• TASK INSTRUCTIONS: Every line of the records below should be restated exactly.

• GIVEN ENTRIES:

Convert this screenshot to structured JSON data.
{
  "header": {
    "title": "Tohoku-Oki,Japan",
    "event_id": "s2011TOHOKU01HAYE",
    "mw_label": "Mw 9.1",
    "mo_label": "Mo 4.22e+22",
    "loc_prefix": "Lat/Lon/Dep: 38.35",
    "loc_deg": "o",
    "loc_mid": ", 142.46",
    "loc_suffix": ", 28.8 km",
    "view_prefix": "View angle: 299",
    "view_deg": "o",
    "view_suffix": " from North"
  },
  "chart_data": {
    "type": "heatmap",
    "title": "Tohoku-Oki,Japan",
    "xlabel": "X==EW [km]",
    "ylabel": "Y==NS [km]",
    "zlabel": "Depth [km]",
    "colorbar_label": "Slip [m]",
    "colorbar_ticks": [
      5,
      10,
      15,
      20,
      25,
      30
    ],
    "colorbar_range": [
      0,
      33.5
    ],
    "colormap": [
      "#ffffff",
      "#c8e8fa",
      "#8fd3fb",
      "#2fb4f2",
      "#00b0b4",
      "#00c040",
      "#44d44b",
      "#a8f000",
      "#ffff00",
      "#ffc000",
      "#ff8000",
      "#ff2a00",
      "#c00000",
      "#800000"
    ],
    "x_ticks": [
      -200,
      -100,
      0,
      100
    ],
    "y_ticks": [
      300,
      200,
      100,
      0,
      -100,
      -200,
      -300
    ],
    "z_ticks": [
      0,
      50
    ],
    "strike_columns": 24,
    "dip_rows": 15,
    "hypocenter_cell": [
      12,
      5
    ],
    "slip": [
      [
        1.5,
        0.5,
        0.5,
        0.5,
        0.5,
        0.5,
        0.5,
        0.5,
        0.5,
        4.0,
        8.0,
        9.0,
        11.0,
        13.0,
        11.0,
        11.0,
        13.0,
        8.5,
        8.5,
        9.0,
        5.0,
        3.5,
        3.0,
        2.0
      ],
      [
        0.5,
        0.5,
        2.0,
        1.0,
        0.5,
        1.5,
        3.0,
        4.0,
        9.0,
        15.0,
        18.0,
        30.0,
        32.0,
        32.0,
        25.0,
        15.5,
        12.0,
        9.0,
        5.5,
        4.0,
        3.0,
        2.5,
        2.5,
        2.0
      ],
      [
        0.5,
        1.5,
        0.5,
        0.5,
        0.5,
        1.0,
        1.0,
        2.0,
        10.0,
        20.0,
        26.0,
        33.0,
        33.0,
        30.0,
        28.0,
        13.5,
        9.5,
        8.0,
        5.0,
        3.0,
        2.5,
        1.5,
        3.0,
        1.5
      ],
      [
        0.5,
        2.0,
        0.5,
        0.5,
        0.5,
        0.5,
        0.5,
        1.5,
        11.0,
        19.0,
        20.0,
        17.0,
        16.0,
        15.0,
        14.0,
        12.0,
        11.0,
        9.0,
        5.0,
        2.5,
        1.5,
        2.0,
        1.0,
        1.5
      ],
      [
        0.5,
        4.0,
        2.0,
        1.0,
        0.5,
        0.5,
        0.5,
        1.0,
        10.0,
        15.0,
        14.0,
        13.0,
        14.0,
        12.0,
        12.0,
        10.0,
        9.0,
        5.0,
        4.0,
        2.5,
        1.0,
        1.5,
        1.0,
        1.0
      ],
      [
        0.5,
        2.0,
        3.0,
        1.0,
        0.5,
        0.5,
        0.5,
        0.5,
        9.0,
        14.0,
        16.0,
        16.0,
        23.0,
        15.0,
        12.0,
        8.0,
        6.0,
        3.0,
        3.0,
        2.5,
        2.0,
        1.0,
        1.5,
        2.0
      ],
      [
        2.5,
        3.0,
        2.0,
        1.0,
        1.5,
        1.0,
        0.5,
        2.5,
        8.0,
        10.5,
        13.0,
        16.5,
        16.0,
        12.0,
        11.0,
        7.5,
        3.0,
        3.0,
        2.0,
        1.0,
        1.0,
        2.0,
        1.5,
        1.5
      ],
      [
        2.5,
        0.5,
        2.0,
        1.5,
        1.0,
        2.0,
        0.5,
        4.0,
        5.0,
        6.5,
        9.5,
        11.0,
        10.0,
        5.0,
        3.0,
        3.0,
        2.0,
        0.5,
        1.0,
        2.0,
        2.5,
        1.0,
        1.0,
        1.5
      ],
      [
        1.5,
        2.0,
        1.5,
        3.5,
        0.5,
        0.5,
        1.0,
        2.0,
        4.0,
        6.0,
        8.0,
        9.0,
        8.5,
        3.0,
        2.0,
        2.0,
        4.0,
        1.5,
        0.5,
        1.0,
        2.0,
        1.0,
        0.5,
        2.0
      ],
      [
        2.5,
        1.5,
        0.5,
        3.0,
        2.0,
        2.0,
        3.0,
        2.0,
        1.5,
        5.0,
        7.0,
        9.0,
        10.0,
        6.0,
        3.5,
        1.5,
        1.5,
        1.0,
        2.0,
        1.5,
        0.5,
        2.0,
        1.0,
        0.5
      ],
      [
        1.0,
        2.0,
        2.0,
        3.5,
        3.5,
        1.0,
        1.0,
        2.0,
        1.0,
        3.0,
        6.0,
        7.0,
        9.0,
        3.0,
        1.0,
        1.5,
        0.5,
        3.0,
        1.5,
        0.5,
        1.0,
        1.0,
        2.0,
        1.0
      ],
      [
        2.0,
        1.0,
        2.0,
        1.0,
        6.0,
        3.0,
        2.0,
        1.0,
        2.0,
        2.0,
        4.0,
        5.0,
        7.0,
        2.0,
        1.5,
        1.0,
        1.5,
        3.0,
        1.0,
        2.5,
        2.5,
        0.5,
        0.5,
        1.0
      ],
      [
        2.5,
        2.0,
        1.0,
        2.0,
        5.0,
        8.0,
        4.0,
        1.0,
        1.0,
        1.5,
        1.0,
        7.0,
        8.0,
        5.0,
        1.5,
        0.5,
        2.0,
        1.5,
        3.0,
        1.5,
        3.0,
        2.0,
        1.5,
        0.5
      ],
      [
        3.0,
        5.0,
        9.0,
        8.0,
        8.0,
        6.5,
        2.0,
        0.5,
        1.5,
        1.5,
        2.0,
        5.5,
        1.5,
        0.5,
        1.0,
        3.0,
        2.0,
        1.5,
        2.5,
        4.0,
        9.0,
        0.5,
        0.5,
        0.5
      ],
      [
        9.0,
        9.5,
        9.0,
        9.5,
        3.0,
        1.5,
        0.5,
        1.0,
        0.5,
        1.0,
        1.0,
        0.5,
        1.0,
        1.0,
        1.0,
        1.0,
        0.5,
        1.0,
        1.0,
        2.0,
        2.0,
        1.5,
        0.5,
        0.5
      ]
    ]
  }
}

• SOLUTION:
Convert this screenshot to structured JSON data.
{
  "header": {
    "title": "Tohoku-Oki,Japan",
    "event_id": "s2011TOHOKU01HAYE",
    "mw_label": "Mw 9.1",
    "mo_label": "Mo 4.22e+22",
    "loc_prefix": "Lat/Lon/Dep: 38.35",
    "loc_deg": "o",
    "loc_mid": ", 142.46",
    "loc_suffix": ", 28.8 km",
    "view_prefix": "View angle: 299",
    "view_deg": "o",
    "view_suffix": " from North"
  },
  "chart_data": {
    "type": "heatmap",
    "title": "Tohoku-Oki,Japan",
    "xlabel": "X==EW [km]",
    "ylabel": "Y==NS [km]",
    "zlabel": "Depth [km]",
    "colorbar_label": "Slip [m]",
    "colorbar_ticks": [
      5,
      10,
      15,
      20,
      25,
      30
    ],
    "colorbar_range": [
      0,
      33.5
    ],
    "colormap": [
      "#ffffff",
      "#c8e8fa",
      "#8fd3fb",
      "#2fb4f2",
      "#00b0b4",
      "#00c040",
      "#44d44b",
      "#a8f000",
      "#ffff00",
      "#ffc000",
      "#ff8000",
      "#ff2a00",
      "#c00000",
      "#800000"
    ],
    "x_ticks": [
      -200,
      -100,
      0,
      100
    ],
    "y_ticks": [
      300,
      200,
      100,
      0,
      -100,
      -200,
      -300
    ],
    "z_ticks": [
      0,
      50
    ],
    "strike_columns": 24,
    "dip_rows": 15,
    "hypocenter_cell": [
      12,
      5
    ],
    "slip": [
      [
        1.5,
        0.5,
        0.5,
        0.5,
        0.5,
        0.5,
        0.5,
        0.5,
        0.5,
        4.0,
        8.0,
        9.0,
        11.0,
        13.0,
        11.0,
        11.0,
        13.0,
        8.5,
        8.5,
        9.0,
        5.0,
        3.5,
        3.0,
        2.0
      ],
      [
        0.5,
        0.5,
        2.0,
        1.0,
        0.5,
        1.5,
        3.0,
        4.0,
        9.0,
        15.0,
        18.0,
        30.0,
        32.0,
        32.0,
        25.0,
        15.5,
        12.0,
        9.0,
        5.5,
        4.0,
        3.0,
        2.5,
        2.5,
        2.0
      ],
      [
        0.5,
        1.5,
        0.5,
        0.5,
        0.5,
        1.0,
        1.0,
        2.0,
        10.0,
        20.0,
        26.0,
        33.0,
        33.0,
        30.0,
        28.0,
        13.5,
        9.5,
        8.0,
        5.0,
        3.0,
        2.5,
        1.5,
        3.0,
        1.5
      ],
      [
        0.5,
        2.0,
        0.5,
        0.5,
        0.5,
        0.5,
        0.5,
        1.5,
        11.0,
        19.0,
        20.0,
        17.0,
        16.0,
        15.0,
        14.0,
        12.0,
        11.0,
        9.0,
        5.0,
        2.5,
        1.5,
        2.0,
        1.0,
        1.5
      ],
      [
        0.5,
        4.0,
        2.0,
        1.0,
        0.5,
        0.5,
        0.5,
        1.0,
        10.0,
        15.0,
        14.0,
        13.0,
        14.0,
        12.0,
        12.0,
        10.0,
        9.0,
        5.0,
        4.0,
        2.5,
        1.0,
        1.5,
        1.0,
        1.0
      ],
      [
        0.5,
        2.0,
        3.0,
        1.0,
        0.5,
        0.5,
        0.5,
        0.5,
        9.0,
        14.0,
        16.0,
        16.0,
        23.0,
        15.0,
        12.0,
        8.0,
        6.0,
        3.0,
        3.0,
        2.5,
        2.0,
        1.0,
        1.5,
        2.0
      ],
      [
        2.5,
        3.0,
        2.0,
        1.0,
        1.5,
        1.0,
        0.5,
        2.5,
        8.0,
        10.5,
        13.0,
        16.5,
        16.0,
        12.0,
        11.0,
        7.5,
        3.0,
        3.0,
        2.0,
        1.0,
        1.0,
        2.0,
        1.5,
        1.5
      ],
      [
        2.5,
        0.5,
        2.0,
        1.5,
        1.0,
        2.0,
        0.5,
        4.0,
        5.0,
        6.5,
        9.5,
        11.0,
        10.0,
        5.0,
        3.0,
        3.0,
        2.0,
        0.5,
        1.0,
        2.0,
        2.5,
        1.0,
        1.0,
        1.5
      ],
      [
        1.5,
        2.0,
        1.5,
        3.5,
        0.5,
        0.5,
        1.0,
        2.0,
        4.0,
        6.0,
        8.0,
        9.0,
        8.5,
        3.0,
        2.0,
        2.0,
        4.0,
        1.5,
        0.5,
        1.0,
        2.0,
        1.0,
        0.5,
        2.0
      ],
      [
        2.5,
        1.5,
        0.5,
        3.0,
        2.0,
        2.0,
        3.0,
        2.0,
        1.5,
        5.0,
        7.0,
        9.0,
        10.0,
        6.0,
        3.5,
        1.5,
        1.5,
        1.0,
        2.0,
        1.5,
        0.5,
        2.0,
        1.0,
        0.5
      ],
      [
        1.0,
        2.0,
        2.0,
        3.5,
        3.5,
        1.0,
        1.0,
        2.0,
        1.0,
        3.0,
        6.0,
        7.0,
        9.0,
        3.0,
        1.0,
        1.5,
        0.5,
        3.0,
        1.5,
        0.5,
        1.0,
        1.0,
        2.0,
        1.0
      ],
      [
        2.0,
        1.0,
        2.0,
        1.0,
        6.0,
        3.0,
        2.0,
        1.0,
        2.0,
        2.0,
        4.0,
        5.0,
        7.0,
        2.0,
        1.5,
        1.0,
        1.5,
        3.0,
        1.0,
        2.5,
        2.5,
        0.5,
        0.5,
        1.0
      ],
      [
        2.5,
        2.0,
        1.0,
        2.0,
        5.0,
        8.0,
        4.0,
        1.0,
        1.0,
        1.5,
        1.0,
        7.0,
        8.0,
        5.0,
        1.5,
        0.5,
        2.0,
        1.5,
        3.0,
        1.5,
        3.0,
        2.0,
        1.5,
        0.5
      ],
      [
        3.0,
        5.0,
        9.0,
        8.0,
        8.0,
        6.5,
        2.0,
        0.5,
        1.5,
        1.5,
        2.0,
        5.5,
        1.5,
        0.5,
        1.0,
        3.0,
        2.0,
        1.5,
        2.5,
        4.0,
        9.0,
        0.5,
        0.5,
        0.5
      ],
      [
        9.0,
        9.5,
        9.0,
        9.5,
        3.0,
        1.5,
        0.5,
        1.0,
        0.5,
        1.0,
        1.0,
        0.5,
        1.0,
        1.0,
        1.0,
        1.0,
        0.5,
        1.0,
        1.0,
        2.0,
        2.0,
        1.5,
        0.5,
        0.5
      ]
    ]
  }
}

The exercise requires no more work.